-- begin Exercise input --

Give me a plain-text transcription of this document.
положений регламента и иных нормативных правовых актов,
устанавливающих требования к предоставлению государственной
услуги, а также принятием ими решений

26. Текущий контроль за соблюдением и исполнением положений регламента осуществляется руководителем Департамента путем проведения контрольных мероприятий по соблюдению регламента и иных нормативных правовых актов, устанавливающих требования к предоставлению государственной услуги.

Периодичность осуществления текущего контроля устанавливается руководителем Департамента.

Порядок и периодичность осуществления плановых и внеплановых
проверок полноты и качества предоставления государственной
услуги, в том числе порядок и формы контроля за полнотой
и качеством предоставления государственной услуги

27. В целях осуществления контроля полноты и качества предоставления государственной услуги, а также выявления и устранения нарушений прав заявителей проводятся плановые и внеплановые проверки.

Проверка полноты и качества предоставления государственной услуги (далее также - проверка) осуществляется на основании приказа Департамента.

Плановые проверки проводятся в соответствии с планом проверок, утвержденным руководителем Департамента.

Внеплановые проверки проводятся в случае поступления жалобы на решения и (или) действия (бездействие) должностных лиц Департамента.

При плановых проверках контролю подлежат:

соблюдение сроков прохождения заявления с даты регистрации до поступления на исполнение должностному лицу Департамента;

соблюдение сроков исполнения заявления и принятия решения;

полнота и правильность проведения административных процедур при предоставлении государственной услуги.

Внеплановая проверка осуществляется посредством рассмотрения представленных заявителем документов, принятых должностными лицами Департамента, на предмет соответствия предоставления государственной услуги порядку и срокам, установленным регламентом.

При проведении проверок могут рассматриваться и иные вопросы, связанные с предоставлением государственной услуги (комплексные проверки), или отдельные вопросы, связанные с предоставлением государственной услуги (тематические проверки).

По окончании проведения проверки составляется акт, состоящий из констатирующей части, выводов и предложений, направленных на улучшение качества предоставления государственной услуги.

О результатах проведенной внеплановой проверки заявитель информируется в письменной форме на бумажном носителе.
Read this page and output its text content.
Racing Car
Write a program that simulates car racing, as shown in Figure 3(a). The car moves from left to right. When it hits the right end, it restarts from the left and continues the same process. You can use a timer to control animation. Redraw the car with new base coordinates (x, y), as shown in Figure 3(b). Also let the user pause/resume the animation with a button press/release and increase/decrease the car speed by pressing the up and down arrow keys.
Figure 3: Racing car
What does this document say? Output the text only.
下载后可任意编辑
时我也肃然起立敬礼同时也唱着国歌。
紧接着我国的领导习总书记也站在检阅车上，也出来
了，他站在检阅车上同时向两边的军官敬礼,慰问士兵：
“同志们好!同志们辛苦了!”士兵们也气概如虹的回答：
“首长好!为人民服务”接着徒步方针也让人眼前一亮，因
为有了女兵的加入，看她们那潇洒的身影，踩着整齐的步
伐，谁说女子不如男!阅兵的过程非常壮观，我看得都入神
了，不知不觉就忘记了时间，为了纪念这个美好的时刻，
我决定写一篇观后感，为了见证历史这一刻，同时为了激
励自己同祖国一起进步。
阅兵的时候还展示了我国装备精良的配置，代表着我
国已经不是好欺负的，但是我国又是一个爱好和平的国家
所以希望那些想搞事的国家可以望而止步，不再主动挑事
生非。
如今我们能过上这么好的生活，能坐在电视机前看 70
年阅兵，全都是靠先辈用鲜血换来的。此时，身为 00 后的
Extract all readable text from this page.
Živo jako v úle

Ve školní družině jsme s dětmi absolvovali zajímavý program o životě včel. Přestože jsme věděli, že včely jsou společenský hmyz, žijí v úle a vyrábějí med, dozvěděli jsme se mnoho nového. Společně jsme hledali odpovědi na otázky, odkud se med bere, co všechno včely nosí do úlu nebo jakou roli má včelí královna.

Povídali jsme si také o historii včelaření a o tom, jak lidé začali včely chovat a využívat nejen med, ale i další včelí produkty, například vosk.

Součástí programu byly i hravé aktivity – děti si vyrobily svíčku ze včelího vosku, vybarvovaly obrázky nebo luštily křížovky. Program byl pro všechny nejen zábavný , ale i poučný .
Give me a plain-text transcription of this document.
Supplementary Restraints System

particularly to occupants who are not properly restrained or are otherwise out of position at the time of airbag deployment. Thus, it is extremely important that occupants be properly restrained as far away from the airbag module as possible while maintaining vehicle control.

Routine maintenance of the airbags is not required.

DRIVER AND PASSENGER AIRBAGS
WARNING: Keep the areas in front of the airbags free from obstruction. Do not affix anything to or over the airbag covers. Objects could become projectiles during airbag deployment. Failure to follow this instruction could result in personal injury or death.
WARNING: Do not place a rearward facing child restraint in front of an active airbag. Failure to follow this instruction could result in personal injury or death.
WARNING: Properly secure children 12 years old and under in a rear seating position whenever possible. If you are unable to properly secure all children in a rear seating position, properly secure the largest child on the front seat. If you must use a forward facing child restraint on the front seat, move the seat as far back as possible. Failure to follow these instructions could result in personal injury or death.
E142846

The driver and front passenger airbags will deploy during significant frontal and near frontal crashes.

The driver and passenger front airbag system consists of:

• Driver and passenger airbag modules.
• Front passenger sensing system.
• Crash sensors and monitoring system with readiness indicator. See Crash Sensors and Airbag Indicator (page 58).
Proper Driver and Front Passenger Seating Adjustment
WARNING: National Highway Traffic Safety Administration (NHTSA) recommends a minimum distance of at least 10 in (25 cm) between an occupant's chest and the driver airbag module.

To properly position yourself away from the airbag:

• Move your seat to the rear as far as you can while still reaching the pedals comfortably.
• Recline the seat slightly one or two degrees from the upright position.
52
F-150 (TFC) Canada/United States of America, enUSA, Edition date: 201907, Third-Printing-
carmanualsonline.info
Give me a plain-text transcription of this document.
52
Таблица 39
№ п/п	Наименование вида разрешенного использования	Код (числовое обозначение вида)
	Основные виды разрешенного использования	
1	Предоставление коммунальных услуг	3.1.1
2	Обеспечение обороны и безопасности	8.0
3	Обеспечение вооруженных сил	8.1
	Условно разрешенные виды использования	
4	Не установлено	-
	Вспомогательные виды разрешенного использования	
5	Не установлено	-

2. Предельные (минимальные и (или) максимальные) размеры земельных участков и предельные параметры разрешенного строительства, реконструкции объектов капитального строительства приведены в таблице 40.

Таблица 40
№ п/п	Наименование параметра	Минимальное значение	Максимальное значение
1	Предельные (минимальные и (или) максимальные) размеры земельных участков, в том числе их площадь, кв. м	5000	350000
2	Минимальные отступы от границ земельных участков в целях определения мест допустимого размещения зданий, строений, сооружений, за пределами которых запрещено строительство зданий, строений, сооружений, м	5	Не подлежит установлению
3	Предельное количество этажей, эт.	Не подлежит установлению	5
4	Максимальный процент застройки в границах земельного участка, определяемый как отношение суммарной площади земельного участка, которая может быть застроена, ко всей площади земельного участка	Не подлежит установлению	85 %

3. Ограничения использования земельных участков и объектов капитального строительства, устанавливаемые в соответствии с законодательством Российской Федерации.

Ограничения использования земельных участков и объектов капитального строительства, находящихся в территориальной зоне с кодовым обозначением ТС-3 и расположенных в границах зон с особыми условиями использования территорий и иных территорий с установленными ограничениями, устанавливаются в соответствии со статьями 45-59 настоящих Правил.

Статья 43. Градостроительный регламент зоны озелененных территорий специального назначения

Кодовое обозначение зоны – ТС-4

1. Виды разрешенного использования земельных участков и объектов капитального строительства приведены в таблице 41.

-- end Exercise input --

Your task is to collect every line above that contains the word "WARNING".

§ Exercise response
WARNING: Keep the areas in front of the airbags free from obstruction. Do not affix anything to or over the airbag covers. Objects could become projectiles during airbag deployment. Failure to follow this instruction could result in personal injury or death.
WARNING: Do not place a rearward facing child restraint in front of an active airbag. Failure to follow this instruction could result in personal injury or death.
WARNING: Properly secure children 12 years old and under in a rear seating position whenever possible. If you are unable to properly secure all children in a rear seating position, properly secure the largest child on the front seat. If you must use a forward facing child restraint on the front seat, move the seat as far back as possible. Failure to follow these instructions could result in personal injury or death.
WARNING: National Highway Traffic Safety Administration (NHTSA) recommends a minimum distance of at least 10 in (25 cm) between an occupant's chest and the driver airbag module.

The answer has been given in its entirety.